**EXERCISE DESCRIPTION**. Look through the records and report how many lines include the word "سلامت", with no other words.
○ ○ ○
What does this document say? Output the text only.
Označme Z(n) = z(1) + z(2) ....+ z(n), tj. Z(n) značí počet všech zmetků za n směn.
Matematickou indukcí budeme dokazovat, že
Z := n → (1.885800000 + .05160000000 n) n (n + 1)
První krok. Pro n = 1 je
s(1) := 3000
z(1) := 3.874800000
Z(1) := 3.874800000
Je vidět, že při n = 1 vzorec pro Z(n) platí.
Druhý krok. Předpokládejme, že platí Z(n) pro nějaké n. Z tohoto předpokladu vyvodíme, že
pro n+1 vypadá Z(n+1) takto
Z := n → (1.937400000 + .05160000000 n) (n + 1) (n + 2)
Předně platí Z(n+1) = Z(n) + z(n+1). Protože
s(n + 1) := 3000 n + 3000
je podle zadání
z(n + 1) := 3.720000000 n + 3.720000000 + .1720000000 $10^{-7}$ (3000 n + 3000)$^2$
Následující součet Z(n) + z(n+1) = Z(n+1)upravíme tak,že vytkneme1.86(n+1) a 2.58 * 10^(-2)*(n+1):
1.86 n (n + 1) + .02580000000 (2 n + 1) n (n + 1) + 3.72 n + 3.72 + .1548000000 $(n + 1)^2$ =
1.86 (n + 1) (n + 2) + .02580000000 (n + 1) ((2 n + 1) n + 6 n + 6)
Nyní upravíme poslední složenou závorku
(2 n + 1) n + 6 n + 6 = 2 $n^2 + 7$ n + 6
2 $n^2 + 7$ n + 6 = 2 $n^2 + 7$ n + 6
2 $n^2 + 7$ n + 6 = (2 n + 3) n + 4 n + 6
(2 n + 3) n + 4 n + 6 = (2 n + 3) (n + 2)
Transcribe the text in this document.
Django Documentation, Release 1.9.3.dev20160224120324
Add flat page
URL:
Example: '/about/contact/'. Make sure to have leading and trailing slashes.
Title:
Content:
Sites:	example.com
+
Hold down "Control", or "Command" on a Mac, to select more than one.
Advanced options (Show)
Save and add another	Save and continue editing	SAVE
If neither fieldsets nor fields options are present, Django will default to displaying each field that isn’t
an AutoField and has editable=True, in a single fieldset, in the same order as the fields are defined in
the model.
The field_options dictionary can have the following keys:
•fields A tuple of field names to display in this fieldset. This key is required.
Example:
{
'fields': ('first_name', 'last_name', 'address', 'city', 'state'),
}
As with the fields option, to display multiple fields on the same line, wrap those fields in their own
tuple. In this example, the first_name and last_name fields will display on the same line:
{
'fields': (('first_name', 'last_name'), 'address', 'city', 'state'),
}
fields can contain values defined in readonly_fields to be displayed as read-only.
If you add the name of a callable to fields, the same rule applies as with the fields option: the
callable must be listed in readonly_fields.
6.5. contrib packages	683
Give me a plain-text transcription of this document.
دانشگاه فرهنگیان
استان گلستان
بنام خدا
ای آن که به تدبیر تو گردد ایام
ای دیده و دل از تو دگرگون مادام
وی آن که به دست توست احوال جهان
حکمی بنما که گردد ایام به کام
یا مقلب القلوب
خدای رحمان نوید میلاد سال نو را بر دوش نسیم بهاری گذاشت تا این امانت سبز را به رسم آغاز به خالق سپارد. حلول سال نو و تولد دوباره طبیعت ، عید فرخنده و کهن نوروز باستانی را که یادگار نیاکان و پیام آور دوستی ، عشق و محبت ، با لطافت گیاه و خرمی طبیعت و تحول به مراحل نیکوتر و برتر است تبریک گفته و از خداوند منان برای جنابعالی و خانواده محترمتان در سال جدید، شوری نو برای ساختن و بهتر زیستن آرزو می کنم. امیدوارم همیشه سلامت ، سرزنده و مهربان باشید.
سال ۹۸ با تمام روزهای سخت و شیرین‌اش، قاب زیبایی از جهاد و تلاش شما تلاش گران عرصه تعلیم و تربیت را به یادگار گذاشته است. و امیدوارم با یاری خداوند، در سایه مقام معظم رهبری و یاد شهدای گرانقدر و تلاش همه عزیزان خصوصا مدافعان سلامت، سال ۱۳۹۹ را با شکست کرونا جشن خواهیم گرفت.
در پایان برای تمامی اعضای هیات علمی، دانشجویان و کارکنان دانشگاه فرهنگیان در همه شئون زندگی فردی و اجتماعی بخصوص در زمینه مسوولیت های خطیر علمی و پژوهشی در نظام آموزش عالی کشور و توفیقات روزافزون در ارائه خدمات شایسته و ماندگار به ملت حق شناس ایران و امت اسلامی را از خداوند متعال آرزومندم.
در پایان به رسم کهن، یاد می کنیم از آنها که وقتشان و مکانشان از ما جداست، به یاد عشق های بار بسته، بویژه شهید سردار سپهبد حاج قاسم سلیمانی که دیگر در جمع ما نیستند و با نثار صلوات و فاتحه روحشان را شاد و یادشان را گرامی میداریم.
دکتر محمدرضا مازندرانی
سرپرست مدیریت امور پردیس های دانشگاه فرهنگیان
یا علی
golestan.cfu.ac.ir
○ ○ ○
**RESPONSE TO THIS EXERCISE**. 2